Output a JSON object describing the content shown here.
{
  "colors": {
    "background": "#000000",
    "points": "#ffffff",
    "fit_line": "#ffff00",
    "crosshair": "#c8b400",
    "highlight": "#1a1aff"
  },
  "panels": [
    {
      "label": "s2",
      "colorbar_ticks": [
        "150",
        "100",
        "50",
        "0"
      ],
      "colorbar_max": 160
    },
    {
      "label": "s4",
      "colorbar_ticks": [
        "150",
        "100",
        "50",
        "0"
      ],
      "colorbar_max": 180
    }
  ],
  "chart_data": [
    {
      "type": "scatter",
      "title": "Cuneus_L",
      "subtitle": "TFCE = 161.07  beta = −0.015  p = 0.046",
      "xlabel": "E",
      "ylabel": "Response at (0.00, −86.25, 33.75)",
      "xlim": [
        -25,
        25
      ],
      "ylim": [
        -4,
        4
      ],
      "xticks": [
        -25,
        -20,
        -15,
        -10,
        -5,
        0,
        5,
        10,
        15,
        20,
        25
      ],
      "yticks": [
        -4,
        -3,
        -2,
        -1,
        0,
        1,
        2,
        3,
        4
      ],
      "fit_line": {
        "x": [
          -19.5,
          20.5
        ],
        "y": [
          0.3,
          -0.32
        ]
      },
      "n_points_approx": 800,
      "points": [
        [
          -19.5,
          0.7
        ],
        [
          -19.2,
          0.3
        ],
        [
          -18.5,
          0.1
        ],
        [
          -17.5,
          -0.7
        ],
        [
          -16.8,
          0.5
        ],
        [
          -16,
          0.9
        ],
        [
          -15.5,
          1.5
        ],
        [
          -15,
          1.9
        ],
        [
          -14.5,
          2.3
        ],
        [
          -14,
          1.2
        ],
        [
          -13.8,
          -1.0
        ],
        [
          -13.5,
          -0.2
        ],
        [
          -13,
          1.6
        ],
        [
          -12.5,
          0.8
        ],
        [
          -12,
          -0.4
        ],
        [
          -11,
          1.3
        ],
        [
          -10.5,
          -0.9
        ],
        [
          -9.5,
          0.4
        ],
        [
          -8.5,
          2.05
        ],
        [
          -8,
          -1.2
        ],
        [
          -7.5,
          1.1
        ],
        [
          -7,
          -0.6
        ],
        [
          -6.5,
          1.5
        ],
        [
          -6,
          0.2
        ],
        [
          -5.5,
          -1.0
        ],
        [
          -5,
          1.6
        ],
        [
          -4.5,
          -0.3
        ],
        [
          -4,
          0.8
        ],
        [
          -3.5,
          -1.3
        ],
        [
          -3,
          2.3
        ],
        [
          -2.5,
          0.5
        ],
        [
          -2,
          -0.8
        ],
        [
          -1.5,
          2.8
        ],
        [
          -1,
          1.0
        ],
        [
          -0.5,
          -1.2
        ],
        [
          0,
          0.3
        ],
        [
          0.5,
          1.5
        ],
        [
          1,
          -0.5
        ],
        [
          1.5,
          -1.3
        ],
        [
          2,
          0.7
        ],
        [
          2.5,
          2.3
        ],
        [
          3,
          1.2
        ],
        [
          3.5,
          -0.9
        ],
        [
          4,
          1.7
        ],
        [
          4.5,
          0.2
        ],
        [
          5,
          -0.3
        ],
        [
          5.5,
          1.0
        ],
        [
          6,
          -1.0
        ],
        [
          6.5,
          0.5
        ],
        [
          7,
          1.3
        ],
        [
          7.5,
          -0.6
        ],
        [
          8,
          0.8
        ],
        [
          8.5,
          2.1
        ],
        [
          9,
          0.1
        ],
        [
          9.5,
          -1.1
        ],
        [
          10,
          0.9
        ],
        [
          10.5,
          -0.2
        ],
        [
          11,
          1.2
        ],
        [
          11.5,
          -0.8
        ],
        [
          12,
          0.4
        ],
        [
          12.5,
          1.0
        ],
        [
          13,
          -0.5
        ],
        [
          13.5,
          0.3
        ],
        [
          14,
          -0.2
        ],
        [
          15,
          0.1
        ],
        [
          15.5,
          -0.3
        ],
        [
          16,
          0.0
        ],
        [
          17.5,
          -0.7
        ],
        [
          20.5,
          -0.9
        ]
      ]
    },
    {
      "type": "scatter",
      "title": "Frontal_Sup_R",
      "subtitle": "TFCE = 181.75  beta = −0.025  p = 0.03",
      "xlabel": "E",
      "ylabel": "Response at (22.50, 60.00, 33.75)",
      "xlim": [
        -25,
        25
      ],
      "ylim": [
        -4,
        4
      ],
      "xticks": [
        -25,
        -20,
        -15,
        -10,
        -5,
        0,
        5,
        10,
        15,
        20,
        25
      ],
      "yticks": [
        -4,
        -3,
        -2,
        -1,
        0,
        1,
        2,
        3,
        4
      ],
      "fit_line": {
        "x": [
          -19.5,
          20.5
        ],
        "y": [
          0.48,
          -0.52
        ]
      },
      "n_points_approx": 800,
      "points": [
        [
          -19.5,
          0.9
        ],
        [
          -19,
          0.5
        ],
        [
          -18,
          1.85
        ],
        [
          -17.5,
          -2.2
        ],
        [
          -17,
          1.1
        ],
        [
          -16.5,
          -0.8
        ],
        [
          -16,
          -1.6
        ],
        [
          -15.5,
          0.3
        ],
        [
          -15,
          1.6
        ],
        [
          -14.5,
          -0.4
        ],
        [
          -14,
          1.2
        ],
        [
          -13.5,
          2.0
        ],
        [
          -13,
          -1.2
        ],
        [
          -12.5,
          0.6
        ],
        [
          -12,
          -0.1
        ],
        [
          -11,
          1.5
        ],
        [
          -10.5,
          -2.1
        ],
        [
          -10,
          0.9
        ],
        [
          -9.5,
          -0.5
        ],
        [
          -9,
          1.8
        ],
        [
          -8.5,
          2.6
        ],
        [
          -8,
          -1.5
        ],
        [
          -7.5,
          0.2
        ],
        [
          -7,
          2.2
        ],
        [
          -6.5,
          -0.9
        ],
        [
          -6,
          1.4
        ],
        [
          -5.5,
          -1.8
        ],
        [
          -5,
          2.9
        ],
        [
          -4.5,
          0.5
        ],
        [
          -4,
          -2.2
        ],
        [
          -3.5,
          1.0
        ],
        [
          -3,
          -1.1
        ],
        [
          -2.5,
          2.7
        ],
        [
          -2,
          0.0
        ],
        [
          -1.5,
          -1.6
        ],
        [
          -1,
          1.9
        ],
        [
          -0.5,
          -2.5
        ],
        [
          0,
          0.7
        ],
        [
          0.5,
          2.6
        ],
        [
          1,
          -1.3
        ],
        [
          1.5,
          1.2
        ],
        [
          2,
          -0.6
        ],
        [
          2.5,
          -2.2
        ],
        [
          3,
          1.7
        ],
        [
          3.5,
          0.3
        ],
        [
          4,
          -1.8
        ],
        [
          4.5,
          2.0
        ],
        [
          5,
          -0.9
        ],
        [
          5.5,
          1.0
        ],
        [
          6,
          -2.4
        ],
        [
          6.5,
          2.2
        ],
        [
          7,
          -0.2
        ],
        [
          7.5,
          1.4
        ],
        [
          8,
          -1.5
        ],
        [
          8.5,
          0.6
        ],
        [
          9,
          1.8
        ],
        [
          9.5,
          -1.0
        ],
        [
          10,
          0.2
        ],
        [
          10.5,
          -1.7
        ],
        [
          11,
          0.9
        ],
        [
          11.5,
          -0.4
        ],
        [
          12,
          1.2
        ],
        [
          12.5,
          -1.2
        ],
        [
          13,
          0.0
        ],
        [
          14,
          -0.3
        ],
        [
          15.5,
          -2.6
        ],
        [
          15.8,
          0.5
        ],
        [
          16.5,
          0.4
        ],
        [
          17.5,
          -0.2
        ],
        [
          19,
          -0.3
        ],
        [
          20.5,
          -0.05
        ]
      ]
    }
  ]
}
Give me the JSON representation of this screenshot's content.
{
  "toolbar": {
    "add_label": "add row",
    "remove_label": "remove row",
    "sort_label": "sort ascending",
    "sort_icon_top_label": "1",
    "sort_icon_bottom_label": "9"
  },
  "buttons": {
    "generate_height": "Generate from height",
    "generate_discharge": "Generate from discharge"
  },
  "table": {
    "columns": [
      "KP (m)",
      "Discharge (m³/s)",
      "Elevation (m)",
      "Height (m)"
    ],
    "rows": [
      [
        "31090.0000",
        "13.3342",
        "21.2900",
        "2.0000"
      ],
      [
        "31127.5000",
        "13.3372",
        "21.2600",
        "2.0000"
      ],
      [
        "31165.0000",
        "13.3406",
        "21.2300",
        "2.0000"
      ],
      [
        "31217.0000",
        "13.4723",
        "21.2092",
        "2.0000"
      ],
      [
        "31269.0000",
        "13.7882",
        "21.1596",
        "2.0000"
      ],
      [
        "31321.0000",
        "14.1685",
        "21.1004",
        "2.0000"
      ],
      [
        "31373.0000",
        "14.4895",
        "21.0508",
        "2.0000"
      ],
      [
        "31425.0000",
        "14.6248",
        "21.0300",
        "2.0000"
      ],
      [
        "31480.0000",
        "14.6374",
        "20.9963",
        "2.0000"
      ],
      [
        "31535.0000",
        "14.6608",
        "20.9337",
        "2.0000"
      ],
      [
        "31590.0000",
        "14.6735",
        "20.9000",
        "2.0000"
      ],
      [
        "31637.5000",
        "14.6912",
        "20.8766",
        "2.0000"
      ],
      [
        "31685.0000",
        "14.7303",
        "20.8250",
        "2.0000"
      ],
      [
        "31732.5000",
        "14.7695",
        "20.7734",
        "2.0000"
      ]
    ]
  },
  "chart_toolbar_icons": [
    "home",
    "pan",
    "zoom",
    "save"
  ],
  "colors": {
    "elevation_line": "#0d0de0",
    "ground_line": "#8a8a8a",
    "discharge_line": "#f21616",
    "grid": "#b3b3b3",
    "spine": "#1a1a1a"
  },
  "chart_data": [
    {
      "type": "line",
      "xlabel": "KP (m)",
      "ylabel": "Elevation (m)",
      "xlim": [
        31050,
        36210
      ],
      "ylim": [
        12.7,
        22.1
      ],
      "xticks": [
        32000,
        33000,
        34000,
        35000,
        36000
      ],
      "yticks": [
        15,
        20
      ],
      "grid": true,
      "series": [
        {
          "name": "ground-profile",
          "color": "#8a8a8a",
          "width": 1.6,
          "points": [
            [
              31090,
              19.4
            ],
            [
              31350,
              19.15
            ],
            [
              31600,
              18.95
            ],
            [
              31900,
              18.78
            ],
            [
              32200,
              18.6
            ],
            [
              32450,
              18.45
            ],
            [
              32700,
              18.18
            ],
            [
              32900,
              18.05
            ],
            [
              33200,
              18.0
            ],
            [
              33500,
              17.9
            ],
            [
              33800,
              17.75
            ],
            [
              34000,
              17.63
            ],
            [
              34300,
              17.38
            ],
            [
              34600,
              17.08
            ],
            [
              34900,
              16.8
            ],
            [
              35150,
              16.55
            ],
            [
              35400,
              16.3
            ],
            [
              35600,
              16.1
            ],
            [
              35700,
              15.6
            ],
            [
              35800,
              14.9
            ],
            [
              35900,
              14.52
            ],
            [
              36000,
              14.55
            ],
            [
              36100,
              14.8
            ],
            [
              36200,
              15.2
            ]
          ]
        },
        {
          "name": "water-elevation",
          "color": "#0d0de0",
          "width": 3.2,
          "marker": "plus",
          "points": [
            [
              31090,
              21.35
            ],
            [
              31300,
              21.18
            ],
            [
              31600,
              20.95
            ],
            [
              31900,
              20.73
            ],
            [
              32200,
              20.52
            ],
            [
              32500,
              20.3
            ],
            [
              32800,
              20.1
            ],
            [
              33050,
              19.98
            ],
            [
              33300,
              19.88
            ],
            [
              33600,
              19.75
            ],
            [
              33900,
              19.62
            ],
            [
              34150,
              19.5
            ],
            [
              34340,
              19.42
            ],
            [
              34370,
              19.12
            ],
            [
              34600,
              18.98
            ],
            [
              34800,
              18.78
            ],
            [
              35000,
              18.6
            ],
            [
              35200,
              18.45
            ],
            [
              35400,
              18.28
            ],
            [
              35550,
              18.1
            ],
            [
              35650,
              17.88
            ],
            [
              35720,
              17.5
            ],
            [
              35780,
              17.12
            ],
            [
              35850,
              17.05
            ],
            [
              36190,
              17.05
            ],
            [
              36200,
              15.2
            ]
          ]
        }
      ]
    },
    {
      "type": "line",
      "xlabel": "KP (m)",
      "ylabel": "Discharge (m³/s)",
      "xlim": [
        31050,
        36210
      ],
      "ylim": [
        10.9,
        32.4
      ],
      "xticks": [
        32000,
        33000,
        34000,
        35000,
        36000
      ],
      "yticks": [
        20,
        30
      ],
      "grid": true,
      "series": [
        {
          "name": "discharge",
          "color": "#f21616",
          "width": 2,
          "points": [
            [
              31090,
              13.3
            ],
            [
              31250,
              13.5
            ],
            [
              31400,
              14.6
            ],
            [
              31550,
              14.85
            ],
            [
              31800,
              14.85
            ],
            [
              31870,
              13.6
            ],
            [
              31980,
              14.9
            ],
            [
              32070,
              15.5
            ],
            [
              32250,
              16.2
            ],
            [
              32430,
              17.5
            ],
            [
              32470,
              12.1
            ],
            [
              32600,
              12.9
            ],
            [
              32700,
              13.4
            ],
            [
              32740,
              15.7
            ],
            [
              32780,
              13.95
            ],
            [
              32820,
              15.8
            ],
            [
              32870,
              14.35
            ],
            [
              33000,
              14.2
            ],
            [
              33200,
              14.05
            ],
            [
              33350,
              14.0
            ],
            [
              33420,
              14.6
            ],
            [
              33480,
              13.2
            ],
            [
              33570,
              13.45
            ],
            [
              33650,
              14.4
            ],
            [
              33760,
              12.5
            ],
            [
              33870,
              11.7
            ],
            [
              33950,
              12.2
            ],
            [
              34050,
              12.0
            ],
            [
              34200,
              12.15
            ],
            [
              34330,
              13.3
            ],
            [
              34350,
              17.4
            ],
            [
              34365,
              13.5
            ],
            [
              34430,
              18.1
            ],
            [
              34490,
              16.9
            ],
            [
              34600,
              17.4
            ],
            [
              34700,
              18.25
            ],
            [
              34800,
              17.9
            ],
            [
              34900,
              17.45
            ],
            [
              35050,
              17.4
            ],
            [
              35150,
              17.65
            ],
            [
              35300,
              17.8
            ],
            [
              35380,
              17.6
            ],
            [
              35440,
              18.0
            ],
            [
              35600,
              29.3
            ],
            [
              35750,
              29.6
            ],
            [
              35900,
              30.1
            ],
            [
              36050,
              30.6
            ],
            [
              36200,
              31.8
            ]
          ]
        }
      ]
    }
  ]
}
☆ ☆ ☆ ☆ ☆
▸ **Written task**:
Which lines in the listing above hold the word "from"? Show each of them.

▸ **The solution**:
    "generate_height": "Generate from height",
    "generate_discharge": "Generate from discharge"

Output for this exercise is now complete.